* Begin *

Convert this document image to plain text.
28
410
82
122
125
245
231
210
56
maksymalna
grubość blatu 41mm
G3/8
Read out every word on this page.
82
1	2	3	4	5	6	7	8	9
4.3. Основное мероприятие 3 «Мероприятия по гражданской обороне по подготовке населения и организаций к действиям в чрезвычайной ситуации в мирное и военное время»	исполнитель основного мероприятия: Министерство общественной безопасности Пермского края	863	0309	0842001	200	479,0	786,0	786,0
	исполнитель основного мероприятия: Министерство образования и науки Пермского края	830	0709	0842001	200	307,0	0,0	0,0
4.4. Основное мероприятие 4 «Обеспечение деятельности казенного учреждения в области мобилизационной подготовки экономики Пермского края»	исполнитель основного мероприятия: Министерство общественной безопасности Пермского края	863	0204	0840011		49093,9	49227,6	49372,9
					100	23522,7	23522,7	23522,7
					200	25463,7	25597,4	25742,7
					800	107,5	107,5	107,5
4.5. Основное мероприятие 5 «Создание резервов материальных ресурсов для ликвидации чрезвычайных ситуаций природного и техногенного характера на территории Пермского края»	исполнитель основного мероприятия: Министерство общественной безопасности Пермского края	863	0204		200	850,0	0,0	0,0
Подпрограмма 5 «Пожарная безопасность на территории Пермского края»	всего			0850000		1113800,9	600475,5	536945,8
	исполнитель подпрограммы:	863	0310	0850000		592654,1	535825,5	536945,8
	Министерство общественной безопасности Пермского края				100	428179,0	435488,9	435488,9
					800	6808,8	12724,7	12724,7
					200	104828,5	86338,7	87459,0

* End *

Brief -
Looking at the data above, show all lines where the word "территории" occurs.

Full output -
4.5. Основное мероприятие 5 «Создание резервов материальных ресурсов для ликвидации чрезвычайных ситуаций природного и техногенного характера на территории Пермского края»	исполнитель основного мероприятия: Министерство общественной безопасности Пермского края	863	0204		200	850,0	0,0	0,0
Подпрограмма 5 «Пожарная безопасность на территории Пермского края»	всего			0850000		1113800,9	600475,5	536945,8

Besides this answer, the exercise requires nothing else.